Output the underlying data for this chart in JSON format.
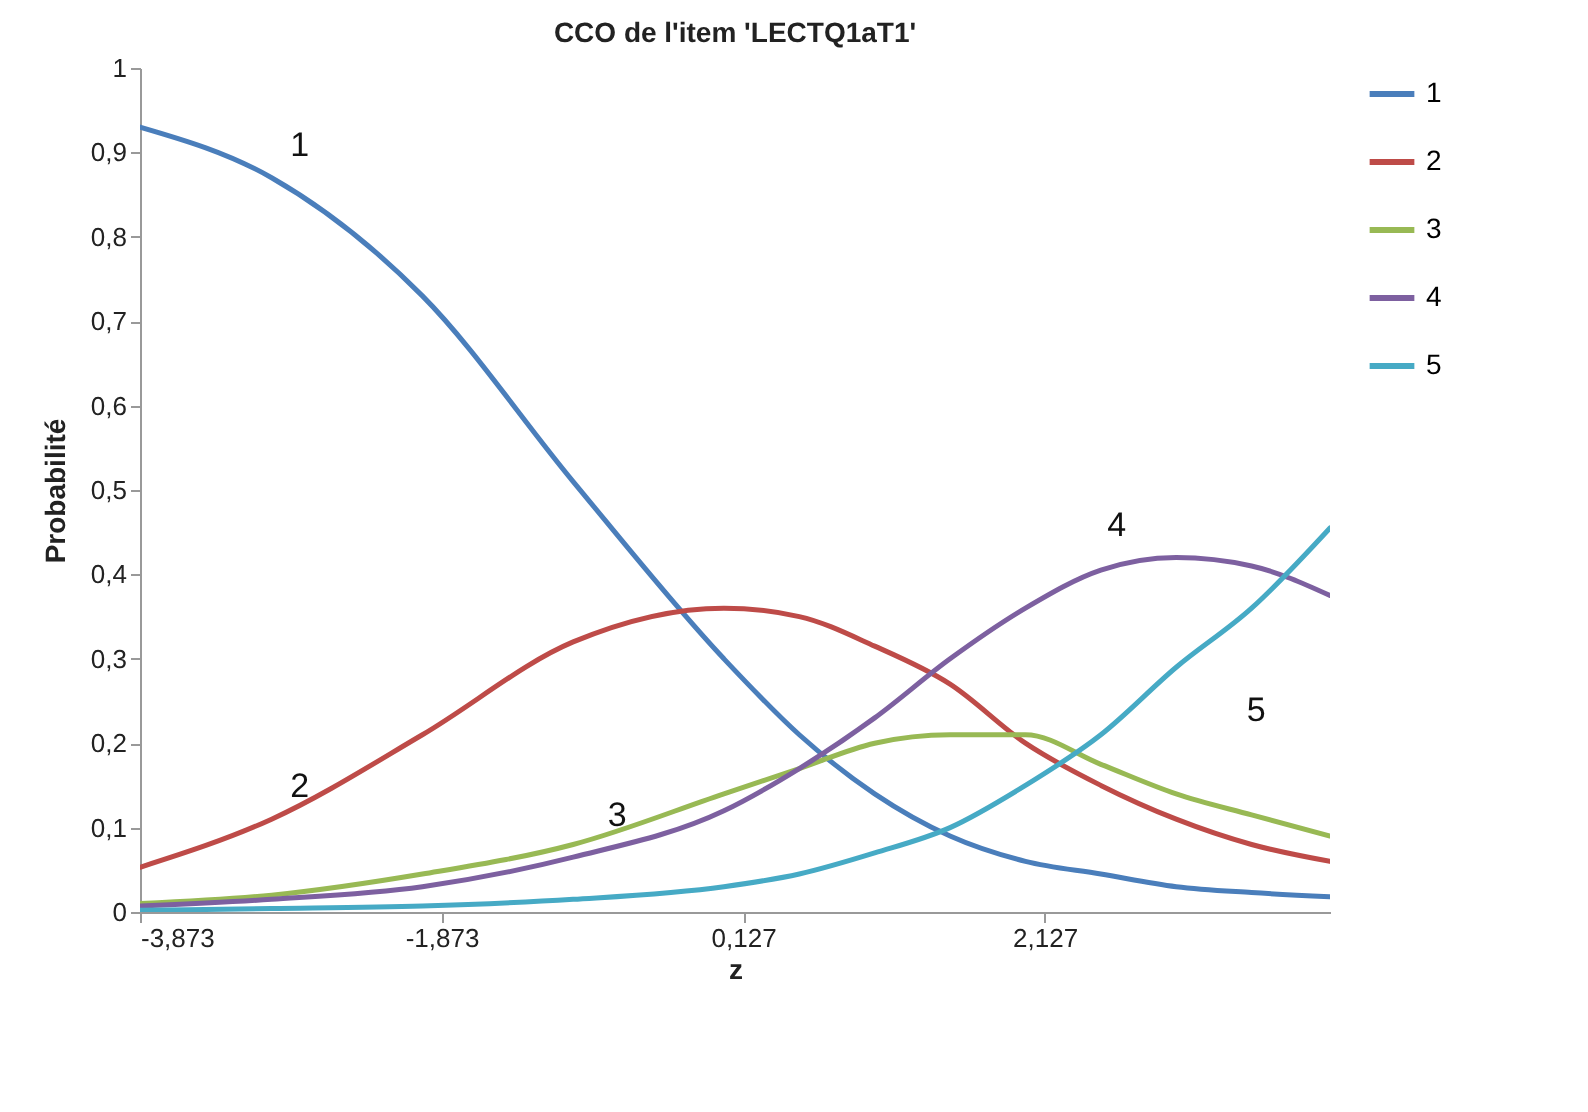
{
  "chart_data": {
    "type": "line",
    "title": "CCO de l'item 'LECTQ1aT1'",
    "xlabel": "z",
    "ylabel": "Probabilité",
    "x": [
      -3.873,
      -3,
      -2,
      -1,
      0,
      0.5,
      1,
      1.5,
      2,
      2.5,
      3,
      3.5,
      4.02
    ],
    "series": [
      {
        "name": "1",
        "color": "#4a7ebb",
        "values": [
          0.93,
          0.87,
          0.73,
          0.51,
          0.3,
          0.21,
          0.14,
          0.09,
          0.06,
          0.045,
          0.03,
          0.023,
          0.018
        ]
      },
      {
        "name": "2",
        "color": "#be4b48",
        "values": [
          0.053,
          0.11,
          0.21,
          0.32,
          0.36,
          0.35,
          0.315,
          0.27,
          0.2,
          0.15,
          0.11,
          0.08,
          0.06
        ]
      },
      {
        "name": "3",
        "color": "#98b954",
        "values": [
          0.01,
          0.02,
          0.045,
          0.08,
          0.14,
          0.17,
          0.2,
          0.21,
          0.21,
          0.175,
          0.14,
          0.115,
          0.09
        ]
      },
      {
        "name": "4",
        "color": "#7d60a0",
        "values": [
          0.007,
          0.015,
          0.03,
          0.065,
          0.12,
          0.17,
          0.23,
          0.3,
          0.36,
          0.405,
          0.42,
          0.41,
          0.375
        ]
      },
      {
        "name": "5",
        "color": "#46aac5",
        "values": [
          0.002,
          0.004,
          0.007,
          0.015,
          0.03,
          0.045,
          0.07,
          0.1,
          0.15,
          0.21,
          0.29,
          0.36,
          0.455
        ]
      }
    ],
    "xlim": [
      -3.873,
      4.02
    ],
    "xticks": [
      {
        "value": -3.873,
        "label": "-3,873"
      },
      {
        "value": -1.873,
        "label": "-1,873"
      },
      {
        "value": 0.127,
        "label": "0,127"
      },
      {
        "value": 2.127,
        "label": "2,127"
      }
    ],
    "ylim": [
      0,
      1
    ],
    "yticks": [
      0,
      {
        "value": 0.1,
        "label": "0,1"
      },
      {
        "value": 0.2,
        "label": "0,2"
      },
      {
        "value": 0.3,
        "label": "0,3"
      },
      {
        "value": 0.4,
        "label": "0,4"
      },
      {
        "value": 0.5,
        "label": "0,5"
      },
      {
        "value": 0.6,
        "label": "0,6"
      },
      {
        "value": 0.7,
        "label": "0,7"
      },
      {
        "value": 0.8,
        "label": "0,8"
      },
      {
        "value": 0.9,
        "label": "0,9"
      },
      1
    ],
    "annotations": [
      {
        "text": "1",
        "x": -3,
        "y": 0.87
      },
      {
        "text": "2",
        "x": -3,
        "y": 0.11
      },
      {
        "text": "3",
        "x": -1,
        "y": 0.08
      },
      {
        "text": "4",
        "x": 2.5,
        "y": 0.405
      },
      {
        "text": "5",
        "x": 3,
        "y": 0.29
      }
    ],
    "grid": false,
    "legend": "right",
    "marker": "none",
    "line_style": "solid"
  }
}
────────────────────
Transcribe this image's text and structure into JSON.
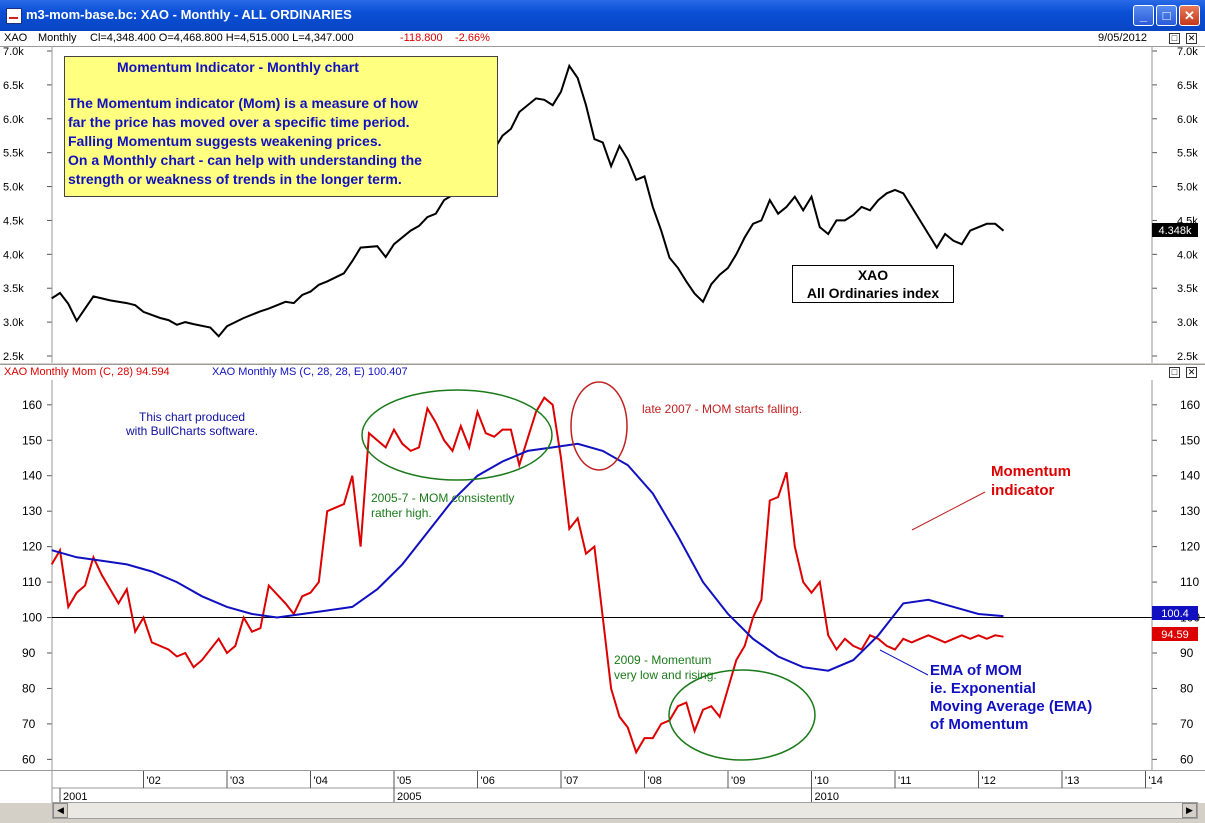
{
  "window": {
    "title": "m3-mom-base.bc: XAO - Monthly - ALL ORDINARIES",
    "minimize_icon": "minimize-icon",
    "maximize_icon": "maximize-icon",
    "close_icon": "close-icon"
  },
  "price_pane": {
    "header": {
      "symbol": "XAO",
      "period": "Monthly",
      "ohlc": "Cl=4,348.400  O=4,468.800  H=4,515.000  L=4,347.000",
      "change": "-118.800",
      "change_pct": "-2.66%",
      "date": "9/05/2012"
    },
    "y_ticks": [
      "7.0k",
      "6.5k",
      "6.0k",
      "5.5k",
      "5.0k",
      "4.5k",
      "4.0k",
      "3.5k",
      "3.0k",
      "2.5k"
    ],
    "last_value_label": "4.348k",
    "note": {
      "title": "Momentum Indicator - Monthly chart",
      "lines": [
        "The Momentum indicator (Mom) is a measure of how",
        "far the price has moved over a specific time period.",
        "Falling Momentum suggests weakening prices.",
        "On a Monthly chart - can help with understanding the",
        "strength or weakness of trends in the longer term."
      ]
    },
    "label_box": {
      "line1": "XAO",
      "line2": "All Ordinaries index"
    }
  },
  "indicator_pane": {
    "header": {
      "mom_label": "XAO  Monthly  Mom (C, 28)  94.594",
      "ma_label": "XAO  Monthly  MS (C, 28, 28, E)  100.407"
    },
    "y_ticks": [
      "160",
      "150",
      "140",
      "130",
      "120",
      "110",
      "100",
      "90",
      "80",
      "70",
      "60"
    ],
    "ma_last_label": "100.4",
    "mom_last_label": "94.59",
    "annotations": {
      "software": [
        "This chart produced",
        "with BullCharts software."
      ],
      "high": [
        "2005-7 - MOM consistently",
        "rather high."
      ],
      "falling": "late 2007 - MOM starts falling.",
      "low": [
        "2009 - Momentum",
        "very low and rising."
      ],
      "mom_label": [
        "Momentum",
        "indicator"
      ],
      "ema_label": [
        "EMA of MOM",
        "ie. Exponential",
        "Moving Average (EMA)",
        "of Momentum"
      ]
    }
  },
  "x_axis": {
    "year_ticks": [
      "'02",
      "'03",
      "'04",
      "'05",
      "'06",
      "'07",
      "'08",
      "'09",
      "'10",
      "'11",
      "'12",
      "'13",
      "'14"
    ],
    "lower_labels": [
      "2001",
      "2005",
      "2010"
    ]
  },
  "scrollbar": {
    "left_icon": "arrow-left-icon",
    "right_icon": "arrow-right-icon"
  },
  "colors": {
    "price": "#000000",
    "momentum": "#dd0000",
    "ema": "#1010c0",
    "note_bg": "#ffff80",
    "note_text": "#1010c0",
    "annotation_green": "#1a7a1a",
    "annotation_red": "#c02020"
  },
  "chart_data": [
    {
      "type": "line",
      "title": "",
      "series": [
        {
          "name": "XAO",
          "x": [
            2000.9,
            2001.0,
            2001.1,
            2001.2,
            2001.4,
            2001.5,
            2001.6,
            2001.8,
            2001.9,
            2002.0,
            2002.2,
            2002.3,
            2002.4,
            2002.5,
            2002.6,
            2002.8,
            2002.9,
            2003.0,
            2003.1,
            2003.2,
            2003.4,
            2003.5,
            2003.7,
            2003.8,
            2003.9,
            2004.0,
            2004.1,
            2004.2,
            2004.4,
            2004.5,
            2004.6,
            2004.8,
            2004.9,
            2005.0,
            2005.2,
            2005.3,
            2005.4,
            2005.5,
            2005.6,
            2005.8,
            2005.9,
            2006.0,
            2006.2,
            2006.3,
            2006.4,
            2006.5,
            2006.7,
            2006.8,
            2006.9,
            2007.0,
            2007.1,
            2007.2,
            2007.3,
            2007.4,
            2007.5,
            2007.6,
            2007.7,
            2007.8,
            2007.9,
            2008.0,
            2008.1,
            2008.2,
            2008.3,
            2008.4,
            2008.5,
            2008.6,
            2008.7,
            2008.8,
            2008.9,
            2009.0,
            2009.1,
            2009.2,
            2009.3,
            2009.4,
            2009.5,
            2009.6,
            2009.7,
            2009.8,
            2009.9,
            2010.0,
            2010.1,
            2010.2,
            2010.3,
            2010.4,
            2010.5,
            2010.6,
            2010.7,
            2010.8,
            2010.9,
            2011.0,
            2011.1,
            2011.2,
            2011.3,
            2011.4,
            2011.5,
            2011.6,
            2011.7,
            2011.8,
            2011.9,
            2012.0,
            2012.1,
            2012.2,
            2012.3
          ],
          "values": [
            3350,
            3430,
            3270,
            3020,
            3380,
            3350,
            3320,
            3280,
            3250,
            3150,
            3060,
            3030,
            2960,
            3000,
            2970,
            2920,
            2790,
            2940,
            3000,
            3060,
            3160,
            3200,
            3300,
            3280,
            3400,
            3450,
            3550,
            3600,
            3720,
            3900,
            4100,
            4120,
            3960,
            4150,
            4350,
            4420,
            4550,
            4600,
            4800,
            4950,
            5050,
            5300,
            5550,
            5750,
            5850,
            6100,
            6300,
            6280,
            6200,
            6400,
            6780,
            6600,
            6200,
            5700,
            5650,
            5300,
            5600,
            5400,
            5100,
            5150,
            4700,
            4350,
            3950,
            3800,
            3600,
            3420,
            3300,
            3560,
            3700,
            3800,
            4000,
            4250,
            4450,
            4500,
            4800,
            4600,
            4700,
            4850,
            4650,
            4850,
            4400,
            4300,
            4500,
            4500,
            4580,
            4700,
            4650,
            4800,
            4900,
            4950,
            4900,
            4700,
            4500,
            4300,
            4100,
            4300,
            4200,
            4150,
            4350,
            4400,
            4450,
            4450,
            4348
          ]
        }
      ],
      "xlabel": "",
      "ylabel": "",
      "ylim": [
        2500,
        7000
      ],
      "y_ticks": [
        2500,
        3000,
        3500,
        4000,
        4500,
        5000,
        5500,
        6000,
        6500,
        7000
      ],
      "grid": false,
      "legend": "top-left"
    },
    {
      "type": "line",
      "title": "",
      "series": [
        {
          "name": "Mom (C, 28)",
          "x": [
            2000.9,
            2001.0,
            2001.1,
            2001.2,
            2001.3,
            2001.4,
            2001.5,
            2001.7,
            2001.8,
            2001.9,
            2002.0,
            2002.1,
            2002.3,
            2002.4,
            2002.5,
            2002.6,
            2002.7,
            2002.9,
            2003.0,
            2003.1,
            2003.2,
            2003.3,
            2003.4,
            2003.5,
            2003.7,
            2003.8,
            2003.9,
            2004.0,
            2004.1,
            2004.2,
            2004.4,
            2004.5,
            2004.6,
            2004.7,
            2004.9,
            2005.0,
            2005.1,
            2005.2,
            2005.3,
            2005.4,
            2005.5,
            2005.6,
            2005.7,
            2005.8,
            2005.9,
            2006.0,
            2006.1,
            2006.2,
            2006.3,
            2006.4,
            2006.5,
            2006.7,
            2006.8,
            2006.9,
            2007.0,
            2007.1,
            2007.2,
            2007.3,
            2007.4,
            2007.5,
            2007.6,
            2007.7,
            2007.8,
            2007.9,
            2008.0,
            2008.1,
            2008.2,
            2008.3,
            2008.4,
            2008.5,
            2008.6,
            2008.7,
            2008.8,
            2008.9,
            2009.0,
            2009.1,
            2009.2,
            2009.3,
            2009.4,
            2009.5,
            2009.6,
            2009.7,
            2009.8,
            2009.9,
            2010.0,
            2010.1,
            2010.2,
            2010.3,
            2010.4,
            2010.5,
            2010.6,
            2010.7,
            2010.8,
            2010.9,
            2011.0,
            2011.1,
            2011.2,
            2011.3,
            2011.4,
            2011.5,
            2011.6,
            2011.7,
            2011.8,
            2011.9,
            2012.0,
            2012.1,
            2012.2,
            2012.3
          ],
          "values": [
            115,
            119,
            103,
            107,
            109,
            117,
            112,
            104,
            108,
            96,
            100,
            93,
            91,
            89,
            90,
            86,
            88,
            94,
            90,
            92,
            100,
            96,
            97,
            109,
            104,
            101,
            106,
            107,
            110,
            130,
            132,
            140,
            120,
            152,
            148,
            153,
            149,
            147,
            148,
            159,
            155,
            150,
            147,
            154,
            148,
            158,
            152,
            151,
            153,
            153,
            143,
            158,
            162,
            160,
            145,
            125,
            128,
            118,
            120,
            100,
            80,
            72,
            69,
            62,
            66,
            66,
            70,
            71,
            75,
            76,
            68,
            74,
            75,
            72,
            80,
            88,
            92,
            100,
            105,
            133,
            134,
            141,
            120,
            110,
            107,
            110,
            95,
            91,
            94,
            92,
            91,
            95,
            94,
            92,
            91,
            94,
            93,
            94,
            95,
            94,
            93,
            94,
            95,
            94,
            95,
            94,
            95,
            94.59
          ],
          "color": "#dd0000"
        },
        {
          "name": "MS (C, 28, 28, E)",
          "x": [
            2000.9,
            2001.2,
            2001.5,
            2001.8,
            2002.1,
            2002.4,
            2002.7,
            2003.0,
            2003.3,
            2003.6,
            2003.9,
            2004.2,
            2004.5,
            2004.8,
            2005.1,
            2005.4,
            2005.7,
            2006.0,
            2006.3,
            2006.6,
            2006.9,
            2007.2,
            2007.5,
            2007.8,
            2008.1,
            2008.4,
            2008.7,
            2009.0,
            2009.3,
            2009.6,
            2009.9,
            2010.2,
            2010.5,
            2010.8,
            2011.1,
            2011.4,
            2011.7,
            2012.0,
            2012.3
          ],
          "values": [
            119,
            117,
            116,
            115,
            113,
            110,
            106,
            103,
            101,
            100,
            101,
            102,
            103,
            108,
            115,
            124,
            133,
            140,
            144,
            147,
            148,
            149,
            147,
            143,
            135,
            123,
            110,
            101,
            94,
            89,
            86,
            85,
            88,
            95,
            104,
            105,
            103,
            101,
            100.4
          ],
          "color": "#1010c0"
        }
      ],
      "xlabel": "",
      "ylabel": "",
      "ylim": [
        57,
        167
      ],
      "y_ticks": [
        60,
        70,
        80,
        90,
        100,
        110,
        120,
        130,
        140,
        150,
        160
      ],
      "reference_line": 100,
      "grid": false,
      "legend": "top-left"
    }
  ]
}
────────────────────
Go through the entries and return each line where the word "name" appears.

Response for this exercise:
        "name": "1",
        "name": "2",
        "name": "3",
        "name": "4",
        "name": "5",
          "name": "XAO",
          "name": "Mom (C, 28)",
          "name": "MS (C, 28, 28, E)",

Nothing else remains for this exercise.